Copy the records below exactly as they appear.
────────────────────
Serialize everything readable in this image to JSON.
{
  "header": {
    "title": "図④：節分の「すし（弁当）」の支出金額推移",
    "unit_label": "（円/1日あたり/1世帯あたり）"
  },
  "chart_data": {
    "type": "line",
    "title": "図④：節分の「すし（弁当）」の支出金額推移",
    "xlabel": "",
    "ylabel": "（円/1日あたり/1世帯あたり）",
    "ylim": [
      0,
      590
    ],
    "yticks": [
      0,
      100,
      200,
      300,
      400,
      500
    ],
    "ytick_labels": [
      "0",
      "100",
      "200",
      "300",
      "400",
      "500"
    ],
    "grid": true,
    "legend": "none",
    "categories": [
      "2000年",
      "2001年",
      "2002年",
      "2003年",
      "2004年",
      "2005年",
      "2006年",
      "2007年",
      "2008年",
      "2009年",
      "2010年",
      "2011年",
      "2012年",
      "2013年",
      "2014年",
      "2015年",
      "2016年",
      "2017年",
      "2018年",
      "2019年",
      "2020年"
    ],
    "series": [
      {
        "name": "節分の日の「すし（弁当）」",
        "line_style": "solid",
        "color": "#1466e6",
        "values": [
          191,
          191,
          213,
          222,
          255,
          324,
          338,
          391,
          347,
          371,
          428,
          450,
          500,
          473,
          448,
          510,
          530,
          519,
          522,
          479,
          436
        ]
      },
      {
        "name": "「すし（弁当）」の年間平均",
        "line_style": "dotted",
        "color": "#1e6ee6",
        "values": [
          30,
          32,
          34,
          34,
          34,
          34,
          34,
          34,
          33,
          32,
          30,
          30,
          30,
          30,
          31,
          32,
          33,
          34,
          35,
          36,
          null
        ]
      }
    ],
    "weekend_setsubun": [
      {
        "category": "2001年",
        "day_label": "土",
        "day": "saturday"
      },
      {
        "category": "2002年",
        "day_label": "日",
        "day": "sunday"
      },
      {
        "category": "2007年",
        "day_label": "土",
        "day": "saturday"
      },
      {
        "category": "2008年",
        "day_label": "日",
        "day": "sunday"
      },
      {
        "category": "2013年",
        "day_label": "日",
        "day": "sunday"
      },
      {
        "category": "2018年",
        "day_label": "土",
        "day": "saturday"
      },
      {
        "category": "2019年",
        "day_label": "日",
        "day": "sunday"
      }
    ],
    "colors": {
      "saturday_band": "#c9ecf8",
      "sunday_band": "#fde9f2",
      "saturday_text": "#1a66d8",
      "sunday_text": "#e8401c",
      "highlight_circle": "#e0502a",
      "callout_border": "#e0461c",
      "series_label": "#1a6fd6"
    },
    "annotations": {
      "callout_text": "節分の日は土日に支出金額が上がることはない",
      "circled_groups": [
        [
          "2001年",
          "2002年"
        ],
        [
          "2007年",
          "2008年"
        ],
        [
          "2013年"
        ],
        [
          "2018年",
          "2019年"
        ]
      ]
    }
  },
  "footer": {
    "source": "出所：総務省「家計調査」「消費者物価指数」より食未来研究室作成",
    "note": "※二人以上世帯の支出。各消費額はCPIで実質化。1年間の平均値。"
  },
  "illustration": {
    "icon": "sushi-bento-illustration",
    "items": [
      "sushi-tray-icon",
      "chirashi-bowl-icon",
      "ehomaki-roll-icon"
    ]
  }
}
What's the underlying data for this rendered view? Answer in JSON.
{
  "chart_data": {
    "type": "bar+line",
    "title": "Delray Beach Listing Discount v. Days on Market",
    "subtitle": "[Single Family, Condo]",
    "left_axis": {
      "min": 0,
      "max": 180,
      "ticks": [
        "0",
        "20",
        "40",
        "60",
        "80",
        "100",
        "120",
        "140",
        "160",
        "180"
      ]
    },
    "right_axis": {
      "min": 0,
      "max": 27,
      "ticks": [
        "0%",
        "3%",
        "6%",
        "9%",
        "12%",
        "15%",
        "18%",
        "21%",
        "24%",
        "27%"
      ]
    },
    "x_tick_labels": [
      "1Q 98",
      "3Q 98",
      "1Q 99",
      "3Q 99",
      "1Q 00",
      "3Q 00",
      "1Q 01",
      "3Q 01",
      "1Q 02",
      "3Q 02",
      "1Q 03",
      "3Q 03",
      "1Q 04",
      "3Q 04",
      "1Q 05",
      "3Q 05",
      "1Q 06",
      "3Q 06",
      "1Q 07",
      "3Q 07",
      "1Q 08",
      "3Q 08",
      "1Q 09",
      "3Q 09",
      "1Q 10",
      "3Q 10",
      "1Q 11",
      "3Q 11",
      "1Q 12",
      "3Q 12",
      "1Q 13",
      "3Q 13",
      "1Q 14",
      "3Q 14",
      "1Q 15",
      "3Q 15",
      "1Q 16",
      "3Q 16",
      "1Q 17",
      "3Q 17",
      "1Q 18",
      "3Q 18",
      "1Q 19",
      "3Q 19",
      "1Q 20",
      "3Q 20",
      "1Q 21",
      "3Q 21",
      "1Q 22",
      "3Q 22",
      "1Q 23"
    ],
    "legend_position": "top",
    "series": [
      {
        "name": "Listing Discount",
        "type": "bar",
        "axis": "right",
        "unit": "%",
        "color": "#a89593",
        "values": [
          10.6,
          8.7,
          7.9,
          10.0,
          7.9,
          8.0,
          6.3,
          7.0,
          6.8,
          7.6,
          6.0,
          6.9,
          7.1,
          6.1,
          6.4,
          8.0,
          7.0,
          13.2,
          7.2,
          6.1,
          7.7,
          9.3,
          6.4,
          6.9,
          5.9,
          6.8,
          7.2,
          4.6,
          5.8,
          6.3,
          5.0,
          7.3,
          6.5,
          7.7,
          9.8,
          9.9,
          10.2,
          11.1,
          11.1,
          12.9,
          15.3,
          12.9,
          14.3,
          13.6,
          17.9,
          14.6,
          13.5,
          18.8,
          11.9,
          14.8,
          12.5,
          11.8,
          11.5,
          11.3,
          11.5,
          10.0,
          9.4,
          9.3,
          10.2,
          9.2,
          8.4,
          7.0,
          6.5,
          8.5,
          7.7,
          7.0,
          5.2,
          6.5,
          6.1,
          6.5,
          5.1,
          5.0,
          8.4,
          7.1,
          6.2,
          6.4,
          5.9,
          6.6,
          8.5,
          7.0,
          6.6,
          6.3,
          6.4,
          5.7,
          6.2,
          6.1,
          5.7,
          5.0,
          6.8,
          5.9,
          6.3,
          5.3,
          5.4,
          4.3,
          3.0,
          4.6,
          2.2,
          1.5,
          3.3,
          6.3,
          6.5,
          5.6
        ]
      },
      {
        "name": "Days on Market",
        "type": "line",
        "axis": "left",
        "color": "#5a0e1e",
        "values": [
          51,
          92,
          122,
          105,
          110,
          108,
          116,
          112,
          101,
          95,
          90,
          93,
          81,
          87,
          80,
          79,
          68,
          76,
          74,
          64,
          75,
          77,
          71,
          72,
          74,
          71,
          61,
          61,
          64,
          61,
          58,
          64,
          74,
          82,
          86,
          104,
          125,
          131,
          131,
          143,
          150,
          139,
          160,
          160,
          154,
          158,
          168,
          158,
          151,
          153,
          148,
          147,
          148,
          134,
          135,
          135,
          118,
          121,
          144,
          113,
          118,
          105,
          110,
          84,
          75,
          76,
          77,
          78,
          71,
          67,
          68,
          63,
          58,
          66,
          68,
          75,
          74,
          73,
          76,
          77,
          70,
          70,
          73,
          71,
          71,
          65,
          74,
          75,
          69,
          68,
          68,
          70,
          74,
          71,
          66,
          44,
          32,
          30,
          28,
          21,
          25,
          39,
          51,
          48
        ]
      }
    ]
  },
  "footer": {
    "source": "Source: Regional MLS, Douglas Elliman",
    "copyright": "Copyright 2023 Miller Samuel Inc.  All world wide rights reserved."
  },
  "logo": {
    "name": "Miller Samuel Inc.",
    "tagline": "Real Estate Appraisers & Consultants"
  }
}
────────────────────
__Exercise output__
Serialize everything readable in this image to JSON.
{
  "header": {
    "title": "図④：節分の「すし（弁当）」の支出金額推移",
    "unit_label": "（円/1日あたり/1世帯あたり）"
  },
  "chart_data": {
    "type": "line",
    "title": "図④：節分の「すし（弁当）」の支出金額推移",
    "xlabel": "",
    "ylabel": "（円/1日あたり/1世帯あたり）",
    "ylim": [
      0,
      590
    ],
    "yticks": [
      0,
      100,
      200,
      300,
      400,
      500
    ],
    "ytick_labels": [
      "0",
      "100",
      "200",
      "300",
      "400",
      "500"
    ],
    "grid": true,
    "legend": "none",
    "categories": [
      "2000年",
      "2001年",
      "2002年",
      "2003年",
      "2004年",
      "2005年",
      "2006年",
      "2007年",
      "2008年",
      "2009年",
      "2010年",
      "2011年",
      "2012年",
      "2013年",
      "2014年",
      "2015年",
      "2016年",
      "2017年",
      "2018年",
      "2019年",
      "2020年"
    ],
    "series": [
      {
        "name": "節分の日の「すし（弁当）」",
        "line_style": "solid",
        "color": "#1466e6",
        "values": [
          191,
          191,
          213,
          222,
          255,
          324,
          338,
          391,
          347,
          371,
          428,
          450,
          500,
          473,
          448,
          510,
          530,
          519,
          522,
          479,
          436
        ]
      },
      {
        "name": "「すし（弁当）」の年間平均",
        "line_style": "dotted",
        "color": "#1e6ee6",
        "values": [
          30,
          32,
          34,
          34,
          34,
          34,
          34,
          34,
          33,
          32,
          30,
          30,
          30,
          30,
          31,
          32,
          33,
          34,
          35,
          36,
          null
        ]
      }
    ],
    "weekend_setsubun": [
      {
        "category": "2001年",
        "day_label": "土",
        "day": "saturday"
      },
      {
        "category": "2002年",
        "day_label": "日",
        "day": "sunday"
      },
      {
        "category": "2007年",
        "day_label": "土",
        "day": "saturday"
      },
      {
        "category": "2008年",
        "day_label": "日",
        "day": "sunday"
      },
      {
        "category": "2013年",
        "day_label": "日",
        "day": "sunday"
      },
      {
        "category": "2018年",
        "day_label": "土",
        "day": "saturday"
      },
      {
        "category": "2019年",
        "day_label": "日",
        "day": "sunday"
      }
    ],
    "colors": {
      "saturday_band": "#c9ecf8",
      "sunday_band": "#fde9f2",
      "saturday_text": "#1a66d8",
      "sunday_text": "#e8401c",
      "highlight_circle": "#e0502a",
      "callout_border": "#e0461c",
      "series_label": "#1a6fd6"
    },
    "annotations": {
      "callout_text": "節分の日は土日に支出金額が上がることはない",
      "circled_groups": [
        [
          "2001年",
          "2002年"
        ],
        [
          "2007年",
          "2008年"
        ],
        [
          "2013年"
        ],
        [
          "2018年",
          "2019年"
        ]
      ]
    }
  },
  "footer": {
    "source": "出所：総務省「家計調査」「消費者物価指数」より食未来研究室作成",
    "note": "※二人以上世帯の支出。各消費額はCPIで実質化。1年間の平均値。"
  },
  "illustration": {
    "icon": "sushi-bento-illustration",
    "items": [
      "sushi-tray-icon",
      "chirashi-bowl-icon",
      "ehomaki-roll-icon"
    ]
  }
}
What's the underlying data for this rendered view? Answer in JSON.
{
  "chart_data": {
    "type": "bar+line",
    "title": "Delray Beach Listing Discount v. Days on Market",
    "subtitle": "[Single Family, Condo]",
    "left_axis": {
      "min": 0,
      "max": 180,
      "ticks": [
        "0",
        "20",
        "40",
        "60",
        "80",
        "100",
        "120",
        "140",
        "160",
        "180"
      ]
    },
    "right_axis": {
      "min": 0,
      "max": 27,
      "ticks": [
        "0%",
        "3%",
        "6%",
        "9%",
        "12%",
        "15%",
        "18%",
        "21%",
        "24%",
        "27%"
      ]
    },
    "x_tick_labels": [
      "1Q 98",
      "3Q 98",
      "1Q 99",
      "3Q 99",
      "1Q 00",
      "3Q 00",
      "1Q 01",
      "3Q 01",
      "1Q 02",
      "3Q 02",
      "1Q 03",
      "3Q 03",
      "1Q 04",
      "3Q 04",
      "1Q 05",
      "3Q 05",
      "1Q 06",
      "3Q 06",
      "1Q 07",
      "3Q 07",
      "1Q 08",
      "3Q 08",
      "1Q 09",
      "3Q 09",
      "1Q 10",
      "3Q 10",
      "1Q 11",
      "3Q 11",
      "1Q 12",
      "3Q 12",
      "1Q 13",
      "3Q 13",
      "1Q 14",
      "3Q 14",
      "1Q 15",
      "3Q 15",
      "1Q 16",
      "3Q 16",
      "1Q 17",
      "3Q 17",
      "1Q 18",
      "3Q 18",
      "1Q 19",
      "3Q 19",
      "1Q 20",
      "3Q 20",
      "1Q 21",
      "3Q 21",
      "1Q 22",
      "3Q 22",
      "1Q 23"
    ],
    "legend_position": "top",
    "series": [
      {
        "name": "Listing Discount",
        "type": "bar",
        "axis": "right",
        "unit": "%",
        "color": "#a89593",
        "values": [
          10.6,
          8.7,
          7.9,
          10.0,
          7.9,
          8.0,
          6.3,
          7.0,
          6.8,
          7.6,
          6.0,
          6.9,
          7.1,
          6.1,
          6.4,
          8.0,
          7.0,
          13.2,
          7.2,
          6.1,
          7.7,
          9.3,
          6.4,
          6.9,
          5.9,
          6.8,
          7.2,
          4.6,
          5.8,
          6.3,
          5.0,
          7.3,
          6.5,
          7.7,
          9.8,
          9.9,
          10.2,
          11.1,
          11.1,
          12.9,
          15.3,
          12.9,
          14.3,
          13.6,
          17.9,
          14.6,
          13.5,
          18.8,
          11.9,
          14.8,
          12.5,
          11.8,
          11.5,
          11.3,
          11.5,
          10.0,
          9.4,
          9.3,
          10.2,
          9.2,
          8.4,
          7.0,
          6.5,
          8.5,
          7.7,
          7.0,
          5.2,
          6.5,
          6.1,
          6.5,
          5.1,
          5.0,
          8.4,
          7.1,
          6.2,
          6.4,
          5.9,
          6.6,
          8.5,
          7.0,
          6.6,
          6.3,
          6.4,
          5.7,
          6.2,
          6.1,
          5.7,
          5.0,
          6.8,
          5.9,
          6.3,
          5.3,
          5.4,
          4.3,
          3.0,
          4.6,
          2.2,
          1.5,
          3.3,
          6.3,
          6.5,
          5.6
        ]
      },
      {
        "name": "Days on Market",
        "type": "line",
        "axis": "left",
        "color": "#5a0e1e",
        "values": [
          51,
          92,
          122,
          105,
          110,
          108,
          116,
          112,
          101,
          95,
          90,
          93,
          81,
          87,
          80,
          79,
          68,
          76,
          74,
          64,
          75,
          77,
          71,
          72,
          74,
          71,
          61,
          61,
          64,
          61,
          58,
          64,
          74,
          82,
          86,
          104,
          125,
          131,
          131,
          143,
          150,
          139,
          160,
          160,
          154,
          158,
          168,
          158,
          151,
          153,
          148,
          147,
          148,
          134,
          135,
          135,
          118,
          121,
          144,
          113,
          118,
          105,
          110,
          84,
          75,
          76,
          77,
          78,
          71,
          67,
          68,
          63,
          58,
          66,
          68,
          75,
          74,
          73,
          76,
          77,
          70,
          70,
          73,
          71,
          71,
          65,
          74,
          75,
          69,
          68,
          68,
          70,
          74,
          71,
          66,
          44,
          32,
          30,
          28,
          21,
          25,
          39,
          51,
          48
        ]
      }
    ]
  },
  "footer": {
    "source": "Source: Regional MLS, Douglas Elliman",
    "copyright": "Copyright 2023 Miller Samuel Inc.  All world wide rights reserved."
  },
  "logo": {
    "name": "Miller Samuel Inc.",
    "tagline": "Real Estate Appraisers & Consultants"
  }
}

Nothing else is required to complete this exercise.